> **Passage provided**
· · · · · · ·

8th Lieutenant Governor of Ontario
- In office November 18, 1897 – April 19, 1903
- Monarchs: Victoria Edward VII
- Governors General: The Earl of Aberdeen The Earl of Minto
- Premier: Arthur Sturgis Hardy George William Ross
- Preceded by: Sir Casimir Gzowski (acting)
- Succeeded by: William Mortimer Clark

3rd Premier of Ontario
- In office October 25, 1872 – July 12, 1896
- Monarch: Victoria
- Lieutenant Governor: William Pearce Howland John Willoughby Crawford Donald A. Macdonald John Beverley Robinson Alexander Campbell George Airey Kirkpatrick
- Preceded by: Edward Blake
- Succeeded by: Arthur Hardy

11th Minister of Justice Attorney General of Canada
- In office July 13, 1896 – November 17, 1897
- Prime Minister: Wilfrid Laurier
- Preceded by: Arthur Rupert Dickey
- Succeeded by: David Mills

Leader of the Government in the Senate
- In office August 19, 1896 – November 17, 1897
- Prime Minister: Wilfrid Laurier
- Preceded by: Sir Mackenzie Bowell
- Succeeded by: David Mills

Canadian Senator from Ontario
- In office July 12, 1896 – November 17, 1897
- Nominated by: Wilfrid Laurier
- Preceded by: John Ferguson
- Succeeded by: William Kerr

Member of Provincial Parliament for Oxford North
- In office November 29, 1872 – July 14, 1896
- Preceded by: George Perry
- Succeeded by: Andrew Pattulo

Personal details
- Born: July 25, 1820 Kingston, Upper Canada
- Died: April 19, 1903 (aged 82) Toronto, Ontario, Canada
- Resting place: Mount Pleasant Cemetery, Toronto
- Party: Ontario Liberal Party
- Spouse: Jane Ewart

= Oliver Mowat =

Canadian lawyer and Father of Confederation (1820–1903)

· · · · · · ·

> **Supplied entries**
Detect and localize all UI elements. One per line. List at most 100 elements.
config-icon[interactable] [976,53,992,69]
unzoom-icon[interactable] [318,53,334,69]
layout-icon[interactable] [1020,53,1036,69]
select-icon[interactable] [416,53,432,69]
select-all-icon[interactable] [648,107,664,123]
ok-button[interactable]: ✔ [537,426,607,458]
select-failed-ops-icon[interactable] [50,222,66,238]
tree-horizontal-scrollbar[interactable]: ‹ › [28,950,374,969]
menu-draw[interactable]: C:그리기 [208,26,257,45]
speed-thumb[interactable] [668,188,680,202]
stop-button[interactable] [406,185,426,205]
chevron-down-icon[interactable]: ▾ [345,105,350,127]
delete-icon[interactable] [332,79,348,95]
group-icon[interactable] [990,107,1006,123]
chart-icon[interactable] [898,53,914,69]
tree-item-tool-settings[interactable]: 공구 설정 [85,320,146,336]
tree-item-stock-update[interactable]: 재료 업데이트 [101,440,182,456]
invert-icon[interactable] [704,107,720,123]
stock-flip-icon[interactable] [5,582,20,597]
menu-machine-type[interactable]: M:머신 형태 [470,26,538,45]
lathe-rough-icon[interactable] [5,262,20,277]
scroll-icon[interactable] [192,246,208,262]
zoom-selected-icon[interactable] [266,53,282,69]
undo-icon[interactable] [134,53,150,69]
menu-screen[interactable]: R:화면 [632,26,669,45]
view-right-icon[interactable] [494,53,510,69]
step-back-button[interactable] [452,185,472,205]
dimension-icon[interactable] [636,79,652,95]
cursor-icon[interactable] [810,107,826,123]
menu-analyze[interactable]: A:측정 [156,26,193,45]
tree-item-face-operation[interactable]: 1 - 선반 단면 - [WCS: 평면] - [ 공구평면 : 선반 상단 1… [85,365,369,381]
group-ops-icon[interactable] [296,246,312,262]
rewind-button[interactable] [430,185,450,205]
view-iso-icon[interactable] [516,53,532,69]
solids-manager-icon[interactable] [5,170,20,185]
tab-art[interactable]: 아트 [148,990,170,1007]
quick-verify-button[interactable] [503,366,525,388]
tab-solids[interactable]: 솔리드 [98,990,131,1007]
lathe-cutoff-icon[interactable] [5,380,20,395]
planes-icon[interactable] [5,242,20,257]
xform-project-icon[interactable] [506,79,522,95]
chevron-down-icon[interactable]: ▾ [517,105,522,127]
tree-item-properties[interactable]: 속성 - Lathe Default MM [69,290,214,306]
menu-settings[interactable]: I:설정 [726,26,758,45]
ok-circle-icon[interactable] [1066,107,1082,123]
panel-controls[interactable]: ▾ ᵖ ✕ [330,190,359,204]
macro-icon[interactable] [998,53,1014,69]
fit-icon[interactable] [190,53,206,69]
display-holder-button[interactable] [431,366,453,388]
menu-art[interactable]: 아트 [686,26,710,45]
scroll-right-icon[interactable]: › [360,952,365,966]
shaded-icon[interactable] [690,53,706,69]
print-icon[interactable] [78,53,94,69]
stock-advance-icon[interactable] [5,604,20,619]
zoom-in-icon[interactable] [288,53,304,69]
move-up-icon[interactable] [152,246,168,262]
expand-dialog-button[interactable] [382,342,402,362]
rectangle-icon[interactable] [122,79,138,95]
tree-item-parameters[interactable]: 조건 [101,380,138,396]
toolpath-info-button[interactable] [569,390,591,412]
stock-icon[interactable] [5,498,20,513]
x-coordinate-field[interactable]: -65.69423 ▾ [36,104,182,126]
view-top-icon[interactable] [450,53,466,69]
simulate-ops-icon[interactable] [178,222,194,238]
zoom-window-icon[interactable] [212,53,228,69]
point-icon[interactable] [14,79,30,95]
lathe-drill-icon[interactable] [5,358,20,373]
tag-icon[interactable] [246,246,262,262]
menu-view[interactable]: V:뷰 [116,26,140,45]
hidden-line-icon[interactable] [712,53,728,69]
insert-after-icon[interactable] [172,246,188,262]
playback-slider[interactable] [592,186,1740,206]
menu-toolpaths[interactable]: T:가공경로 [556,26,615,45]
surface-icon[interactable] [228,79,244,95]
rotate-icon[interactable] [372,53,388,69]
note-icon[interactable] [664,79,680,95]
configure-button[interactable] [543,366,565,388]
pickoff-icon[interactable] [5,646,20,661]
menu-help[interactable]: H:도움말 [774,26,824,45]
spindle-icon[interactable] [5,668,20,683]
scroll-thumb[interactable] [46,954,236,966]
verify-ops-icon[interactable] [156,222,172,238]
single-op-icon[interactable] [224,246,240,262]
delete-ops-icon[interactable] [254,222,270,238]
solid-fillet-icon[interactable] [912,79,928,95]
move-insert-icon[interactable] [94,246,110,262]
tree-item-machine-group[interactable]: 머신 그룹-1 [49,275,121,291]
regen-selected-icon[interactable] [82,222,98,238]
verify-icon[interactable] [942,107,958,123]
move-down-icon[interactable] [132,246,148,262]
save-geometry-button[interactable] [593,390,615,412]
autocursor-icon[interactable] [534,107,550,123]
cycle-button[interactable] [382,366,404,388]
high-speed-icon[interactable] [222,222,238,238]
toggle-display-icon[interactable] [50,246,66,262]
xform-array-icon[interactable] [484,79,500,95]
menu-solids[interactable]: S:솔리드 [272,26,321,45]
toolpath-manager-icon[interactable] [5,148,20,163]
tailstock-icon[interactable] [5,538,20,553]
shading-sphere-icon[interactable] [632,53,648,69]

· · · · · · ·

> **Task instructions**
1. In the Oliver Mowat profile, rename "Premier" to "First Minister" throughout the stretch from "8th Lieutenant Governor" through "Casimir Gzowski (acting)", and write that stretch out again.
2. Write what comes next in the Oliver Mowat profile, starting after its final line.

> **Results of the exercise**
1.
8th Lieutenant Governor of Ontario
- In office November 18, 1897 – April 19, 1903
- Monarchs: Victoria Edward VII
- Governors General: The Earl of Aberdeen The Earl of Minto
- First Minister: Arthur Sturgis Hardy George William Ross
- Preceded by: Sir Casimir Gzowski (acting)

2.
Sir Oliver Mowat (July 22, 1820 – April 19, 1903) was a Canadian lawyer, politician, and Ontario Liberal Party leader. He served for nearly 24 years as the third premier of Ontario. He was the eighth lieutenant governor of Ontario and one of the Fathers of Confederation. He is best known for defending successfully the constitutional rights of the provinces in the face of the centralizing tendency of the national government as represented by his longtime Conservative adversary, John A. Macdonald. This longevity and power was due to his manoeuvring to build a political base around Liberals, Catholics, trade unions, and anti-French-Canadian sentiment.

==Early years==
Mowat was born in Kingston, Upper Canada (now Ontario), to John Mowat and Helen Levack, Scottish Presbyterians who both emigrated from Caithness, Scotland. As a youth, he had taken up arms with the loyalists during the Upper Canada Rebellion of 1837, which suggested a conservative inclination in politics. But he instead joined the Reformers.

==Marriage, family, and legal success==
Mowat was called to the bar of Upper Canada on November 5, 1841. In 1846, he married Jane Ewart, a daughter of John Ewart of Toronto. Mowat and his wife had three sons and four daughters. In 1856 Mowat was appointed Queen's Counsel.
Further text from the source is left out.